** Exercise objective **
Go through the listing below and list every line with "MODIS".

** Material to process **

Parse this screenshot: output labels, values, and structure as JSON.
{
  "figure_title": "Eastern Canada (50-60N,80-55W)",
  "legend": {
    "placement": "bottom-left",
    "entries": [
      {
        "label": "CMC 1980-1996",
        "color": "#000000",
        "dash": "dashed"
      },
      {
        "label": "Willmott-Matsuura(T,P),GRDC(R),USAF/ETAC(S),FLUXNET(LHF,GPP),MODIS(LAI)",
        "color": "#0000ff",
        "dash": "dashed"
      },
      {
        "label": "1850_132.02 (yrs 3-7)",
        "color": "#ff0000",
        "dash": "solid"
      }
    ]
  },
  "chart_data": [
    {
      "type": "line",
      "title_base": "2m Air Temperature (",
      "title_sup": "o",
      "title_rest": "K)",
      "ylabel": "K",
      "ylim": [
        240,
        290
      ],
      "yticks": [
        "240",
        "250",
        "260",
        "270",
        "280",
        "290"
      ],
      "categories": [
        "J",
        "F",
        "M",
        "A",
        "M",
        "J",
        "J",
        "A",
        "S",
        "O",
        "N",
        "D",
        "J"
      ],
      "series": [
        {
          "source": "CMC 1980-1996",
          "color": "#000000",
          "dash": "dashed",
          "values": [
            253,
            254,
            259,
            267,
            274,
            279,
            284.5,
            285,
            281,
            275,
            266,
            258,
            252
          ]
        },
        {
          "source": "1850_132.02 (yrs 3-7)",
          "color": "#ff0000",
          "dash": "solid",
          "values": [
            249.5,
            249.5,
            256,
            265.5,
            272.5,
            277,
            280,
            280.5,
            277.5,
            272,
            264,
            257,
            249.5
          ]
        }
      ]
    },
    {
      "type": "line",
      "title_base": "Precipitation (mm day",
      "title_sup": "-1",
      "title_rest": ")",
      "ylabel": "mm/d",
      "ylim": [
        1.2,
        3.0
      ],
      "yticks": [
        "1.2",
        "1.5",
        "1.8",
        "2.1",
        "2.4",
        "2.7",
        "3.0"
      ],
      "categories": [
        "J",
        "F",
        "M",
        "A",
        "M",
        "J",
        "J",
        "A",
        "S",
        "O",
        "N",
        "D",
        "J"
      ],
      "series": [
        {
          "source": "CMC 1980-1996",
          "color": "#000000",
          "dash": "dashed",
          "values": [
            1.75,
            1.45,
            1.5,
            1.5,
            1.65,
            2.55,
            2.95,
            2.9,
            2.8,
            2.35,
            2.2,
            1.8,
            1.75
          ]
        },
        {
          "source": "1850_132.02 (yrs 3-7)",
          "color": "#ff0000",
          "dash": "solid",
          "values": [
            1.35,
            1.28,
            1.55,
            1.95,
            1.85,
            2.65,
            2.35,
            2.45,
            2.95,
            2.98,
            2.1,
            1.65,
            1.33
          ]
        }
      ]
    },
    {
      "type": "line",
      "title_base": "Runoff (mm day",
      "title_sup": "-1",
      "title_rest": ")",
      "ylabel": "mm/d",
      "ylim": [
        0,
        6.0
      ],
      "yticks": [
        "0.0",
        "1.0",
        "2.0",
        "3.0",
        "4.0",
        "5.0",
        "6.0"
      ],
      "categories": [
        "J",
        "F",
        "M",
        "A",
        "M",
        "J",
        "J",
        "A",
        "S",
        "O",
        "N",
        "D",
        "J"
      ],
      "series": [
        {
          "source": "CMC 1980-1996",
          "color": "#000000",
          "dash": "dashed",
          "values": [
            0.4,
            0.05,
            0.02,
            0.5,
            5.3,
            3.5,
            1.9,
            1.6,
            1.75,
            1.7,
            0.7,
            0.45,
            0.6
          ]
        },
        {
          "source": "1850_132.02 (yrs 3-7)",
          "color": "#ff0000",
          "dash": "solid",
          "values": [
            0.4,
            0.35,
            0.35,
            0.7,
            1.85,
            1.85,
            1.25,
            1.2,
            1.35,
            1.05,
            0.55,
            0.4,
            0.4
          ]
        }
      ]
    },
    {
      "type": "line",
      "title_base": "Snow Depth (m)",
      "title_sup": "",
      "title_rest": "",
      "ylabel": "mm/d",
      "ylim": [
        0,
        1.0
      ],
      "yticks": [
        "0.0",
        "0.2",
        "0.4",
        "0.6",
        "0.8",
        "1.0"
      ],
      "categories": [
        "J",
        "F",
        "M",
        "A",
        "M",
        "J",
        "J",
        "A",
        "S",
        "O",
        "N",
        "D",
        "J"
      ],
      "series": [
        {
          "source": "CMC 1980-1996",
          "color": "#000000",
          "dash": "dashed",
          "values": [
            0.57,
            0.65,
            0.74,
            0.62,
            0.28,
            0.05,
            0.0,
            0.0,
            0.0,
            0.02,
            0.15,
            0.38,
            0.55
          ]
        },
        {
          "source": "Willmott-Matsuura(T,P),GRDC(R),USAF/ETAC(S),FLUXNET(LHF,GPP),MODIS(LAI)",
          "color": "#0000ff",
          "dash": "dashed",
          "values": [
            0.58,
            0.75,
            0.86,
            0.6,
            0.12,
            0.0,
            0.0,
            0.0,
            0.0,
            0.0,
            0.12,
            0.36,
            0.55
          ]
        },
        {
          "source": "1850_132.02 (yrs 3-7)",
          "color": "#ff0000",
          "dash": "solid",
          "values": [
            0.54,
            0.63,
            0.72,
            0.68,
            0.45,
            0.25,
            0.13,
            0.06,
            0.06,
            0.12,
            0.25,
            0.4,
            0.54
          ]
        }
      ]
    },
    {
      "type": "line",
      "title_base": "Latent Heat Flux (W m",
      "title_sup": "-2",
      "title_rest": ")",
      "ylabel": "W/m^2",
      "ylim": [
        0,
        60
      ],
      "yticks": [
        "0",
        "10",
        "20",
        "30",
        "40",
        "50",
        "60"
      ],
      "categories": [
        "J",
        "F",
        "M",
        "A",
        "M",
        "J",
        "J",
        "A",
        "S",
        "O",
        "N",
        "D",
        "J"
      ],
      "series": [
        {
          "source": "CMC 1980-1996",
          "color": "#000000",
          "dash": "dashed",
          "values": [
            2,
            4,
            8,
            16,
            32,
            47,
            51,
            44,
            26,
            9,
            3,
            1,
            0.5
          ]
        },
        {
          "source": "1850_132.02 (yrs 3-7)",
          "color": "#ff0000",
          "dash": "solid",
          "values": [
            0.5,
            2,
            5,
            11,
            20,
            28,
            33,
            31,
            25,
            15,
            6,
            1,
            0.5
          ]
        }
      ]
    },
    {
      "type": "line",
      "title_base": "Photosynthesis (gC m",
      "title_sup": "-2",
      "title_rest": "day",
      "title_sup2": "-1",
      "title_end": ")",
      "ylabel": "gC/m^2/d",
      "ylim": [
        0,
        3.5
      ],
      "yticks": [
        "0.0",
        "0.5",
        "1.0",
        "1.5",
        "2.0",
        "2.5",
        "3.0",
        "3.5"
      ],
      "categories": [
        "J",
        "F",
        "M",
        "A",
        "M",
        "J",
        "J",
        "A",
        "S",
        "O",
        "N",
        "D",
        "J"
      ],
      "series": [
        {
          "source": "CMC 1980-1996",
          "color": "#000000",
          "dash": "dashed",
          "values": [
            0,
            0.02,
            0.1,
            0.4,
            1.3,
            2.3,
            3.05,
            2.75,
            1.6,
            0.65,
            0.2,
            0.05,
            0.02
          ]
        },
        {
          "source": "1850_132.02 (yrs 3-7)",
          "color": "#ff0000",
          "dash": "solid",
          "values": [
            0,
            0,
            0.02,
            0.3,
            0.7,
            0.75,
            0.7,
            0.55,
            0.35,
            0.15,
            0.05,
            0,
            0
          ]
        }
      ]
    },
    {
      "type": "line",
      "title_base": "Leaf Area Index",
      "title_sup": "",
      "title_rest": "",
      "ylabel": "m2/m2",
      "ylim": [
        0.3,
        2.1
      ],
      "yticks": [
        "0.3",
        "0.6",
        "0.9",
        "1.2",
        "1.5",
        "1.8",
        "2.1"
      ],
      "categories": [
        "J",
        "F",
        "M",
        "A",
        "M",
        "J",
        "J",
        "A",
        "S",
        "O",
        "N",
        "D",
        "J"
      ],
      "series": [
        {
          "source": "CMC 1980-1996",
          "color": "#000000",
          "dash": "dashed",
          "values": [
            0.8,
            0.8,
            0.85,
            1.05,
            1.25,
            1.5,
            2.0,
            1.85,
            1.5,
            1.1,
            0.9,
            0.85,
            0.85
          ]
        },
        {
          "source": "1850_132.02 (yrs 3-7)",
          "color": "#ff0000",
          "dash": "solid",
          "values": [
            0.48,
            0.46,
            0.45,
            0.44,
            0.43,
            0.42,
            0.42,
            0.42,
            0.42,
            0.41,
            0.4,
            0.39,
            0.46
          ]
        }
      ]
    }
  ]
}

** Expected answer **
        "label": "Willmott-Matsuura(T,P),GRDC(R),USAF/ETAC(S),FLUXNET(LHF,GPP),MODIS(LAI)",
          "source": "Willmott-Matsuura(T,P),GRDC(R),USAF/ETAC(S),FLUXNET(LHF,GPP),MODIS(LAI)",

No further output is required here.